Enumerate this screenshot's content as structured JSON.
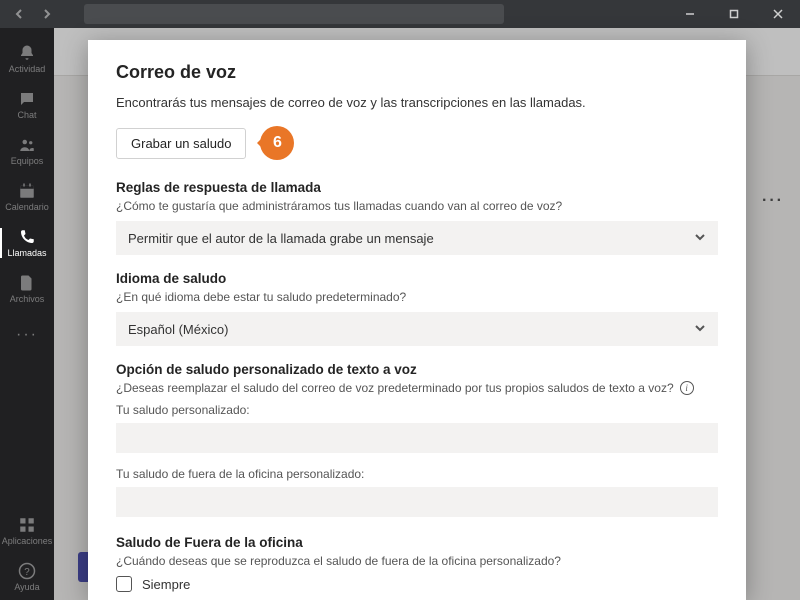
{
  "titlebar": {
    "nav_back_icon": "chevron-left",
    "nav_fwd_icon": "chevron-right"
  },
  "rail": {
    "items": [
      {
        "label": "Actividad",
        "icon": "bell"
      },
      {
        "label": "Chat",
        "icon": "chat"
      },
      {
        "label": "Equipos",
        "icon": "people"
      },
      {
        "label": "Calendario",
        "icon": "calendar"
      },
      {
        "label": "Llamadas",
        "icon": "phone"
      },
      {
        "label": "Archivos",
        "icon": "file"
      },
      {
        "label": "···",
        "icon": "more"
      }
    ],
    "bottom": [
      {
        "label": "Aplicaciones",
        "icon": "apps"
      },
      {
        "label": "Ayuda",
        "icon": "help"
      }
    ]
  },
  "bg": {
    "more_dots": "···"
  },
  "callout_number": "6",
  "modal": {
    "title": "Correo de voz",
    "description": "Encontrarás tus mensajes de correo de voz y las transcripciones en las llamadas.",
    "record_btn": "Grabar un saludo",
    "rules": {
      "title": "Reglas de respuesta de llamada",
      "sub": "¿Cómo te gustaría que administráramos tus llamadas cuando van al correo de voz?",
      "value": "Permitir que el autor de la llamada grabe un mensaje"
    },
    "lang": {
      "title": "Idioma de saludo",
      "sub": "¿En qué idioma debe estar tu saludo predeterminado?",
      "value": "Español (México)"
    },
    "tts": {
      "title": "Opción de saludo personalizado de texto a voz",
      "sub": "¿Deseas reemplazar el saludo del correo de voz predeterminado por tus propios saludos de texto a voz?",
      "field1_label": "Tu saludo personalizado:",
      "field1_value": "",
      "field2_label": "Tu saludo de fuera de la oficina personalizado:",
      "field2_value": ""
    },
    "oof": {
      "title": "Saludo de Fuera de la oficina",
      "sub": "¿Cuándo deseas que se reproduzca el saludo de fuera de la oficina personalizado?",
      "checkbox_label": "Siempre"
    }
  }
}
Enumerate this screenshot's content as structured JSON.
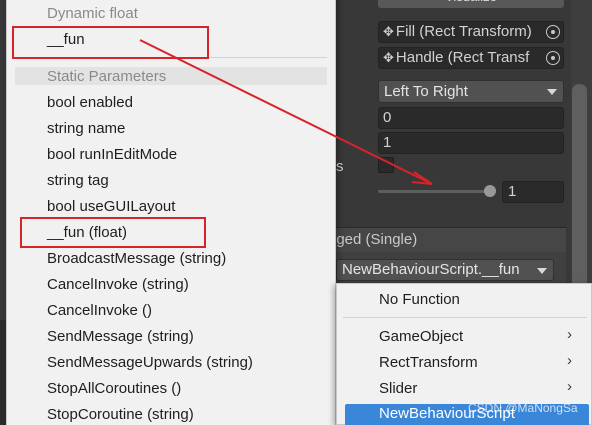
{
  "inspector": {
    "top_button_label": "Visualize",
    "fill_field": {
      "icon": "rect-transform-icon",
      "label": "Fill (Rect Transform)"
    },
    "handle_field": {
      "icon": "rect-transform-icon",
      "label": "Handle (Rect Transf"
    },
    "direction_dropdown": "Left To Right",
    "min_value": "0",
    "max_value": "1",
    "slider_value": "1",
    "side_letter": "s",
    "event_header": "nged (Single)",
    "event_function": "NewBehaviourScript.__fun"
  },
  "left_menu": {
    "dynamic_section": "Dynamic float",
    "dynamic_items": [
      "__fun"
    ],
    "static_section": "Static Parameters",
    "static_items": [
      "bool enabled",
      "string name",
      "bool runInEditMode",
      "string tag",
      "bool useGUILayout",
      "__fun (float)",
      "BroadcastMessage (string)",
      "CancelInvoke (string)",
      "CancelInvoke ()",
      "SendMessage (string)",
      "SendMessageUpwards (string)",
      "StopAllCoroutines ()",
      "StopCoroutine (string)"
    ]
  },
  "right_menu": {
    "items": [
      {
        "label": "No Function",
        "has_submenu": false
      },
      {
        "label": "GameObject",
        "has_submenu": true
      },
      {
        "label": "RectTransform",
        "has_submenu": true
      },
      {
        "label": "Slider",
        "has_submenu": true
      },
      {
        "label": "NewBehaviourScript",
        "has_submenu": false,
        "selected": true
      }
    ],
    "submenu_arrow": "›"
  },
  "watermark": "CSDN @MaNongSa",
  "colors": {
    "annotation_red": "#d8232a",
    "selection_blue": "#3a86d9",
    "menu_bg": "#f1f1f1",
    "inspector_bg": "#383838"
  }
}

● **Exercise requirements**
Extract all the data above exactly, excluding every picture.

● **Solution to this problem**
Enumerate this screenshot's content as structured JSON.
{
  "titlebar": {
    "nav_back_icon": "chevron-left",
    "nav_fwd_icon": "chevron-right"
  },
  "rail": {
    "items": [
      {
        "label": "Actividad",
        "icon": "bell"
      },
      {
        "label": "Chat",
        "icon": "chat"
      },
      {
        "label": "Equipos",
        "icon": "people"
      },
      {
        "label": "Calendario",
        "icon": "calendar"
      },
      {
        "label": "Llamadas",
        "icon": "phone"
      },
      {
        "label": "Archivos",
        "icon": "file"
      },
      {
        "label": "···",
        "icon": "more"
      }
    ],
    "bottom": [
      {
        "label": "Aplicaciones",
        "icon": "apps"
      },
      {
        "label": "Ayuda",
        "icon": "help"
      }
    ]
  },
  "bg": {
    "more_dots": "···"
  },
  "callout_number": "6",
  "modal": {
    "title": "Correo de voz",
    "description": "Encontrarás tus mensajes de correo de voz y las transcripciones en las llamadas.",
    "record_btn": "Grabar un saludo",
    "rules": {
      "title": "Reglas de respuesta de llamada",
      "sub": "¿Cómo te gustaría que administráramos tus llamadas cuando van al correo de voz?",
      "value": "Permitir que el autor de la llamada grabe un mensaje"
    },
    "lang": {
      "title": "Idioma de saludo",
      "sub": "¿En qué idioma debe estar tu saludo predeterminado?",
      "value": "Español (México)"
    },
    "tts": {
      "title": "Opción de saludo personalizado de texto a voz",
      "sub": "¿Deseas reemplazar el saludo del correo de voz predeterminado por tus propios saludos de texto a voz?",
      "field1_label": "Tu saludo personalizado:",
      "field1_value": "",
      "field2_label": "Tu saludo de fuera de la oficina personalizado:",
      "field2_value": ""
    },
    "oof": {
      "title": "Saludo de Fuera de la oficina",
      "sub": "¿Cuándo deseas que se reproduzca el saludo de fuera de la oficina personalizado?",
      "checkbox_label": "Siempre"
    }
  }
}
Enumerate this screenshot's content as structured JSON.
{
  "inspector": {
    "top_button_label": "Visualize",
    "fill_field": {
      "icon": "rect-transform-icon",
      "label": "Fill (Rect Transform)"
    },
    "handle_field": {
      "icon": "rect-transform-icon",
      "label": "Handle (Rect Transf"
    },
    "direction_dropdown": "Left To Right",
    "min_value": "0",
    "max_value": "1",
    "slider_value": "1",
    "side_letter": "s",
    "event_header": "nged (Single)",
    "event_function": "NewBehaviourScript.__fun"
  },
  "left_menu": {
    "dynamic_section": "Dynamic float",
    "dynamic_items": [
      "__fun"
    ],
    "static_section": "Static Parameters",
    "static_items": [
      "bool enabled",
      "string name",
      "bool runInEditMode",
      "string tag",
      "bool useGUILayout",
      "__fun (float)",
      "BroadcastMessage (string)",
      "CancelInvoke (string)",
      "CancelInvoke ()",
      "SendMessage (string)",
      "SendMessageUpwards (string)",
      "StopAllCoroutines ()",
      "StopCoroutine (string)"
    ]
  },
  "right_menu": {
    "items": [
      {
        "label": "No Function",
        "has_submenu": false
      },
      {
        "label": "GameObject",
        "has_submenu": true
      },
      {
        "label": "RectTransform",
        "has_submenu": true
      },
      {
        "label": "Slider",
        "has_submenu": true
      },
      {
        "label": "NewBehaviourScript",
        "has_submenu": false,
        "selected": true
      }
    ],
    "submenu_arrow": "›"
  },
  "watermark": "CSDN @MaNongSa",
  "colors": {
    "annotation_red": "#d8232a",
    "selection_blue": "#3a86d9",
    "menu_bg": "#f1f1f1",
    "inspector_bg": "#383838"
  }
}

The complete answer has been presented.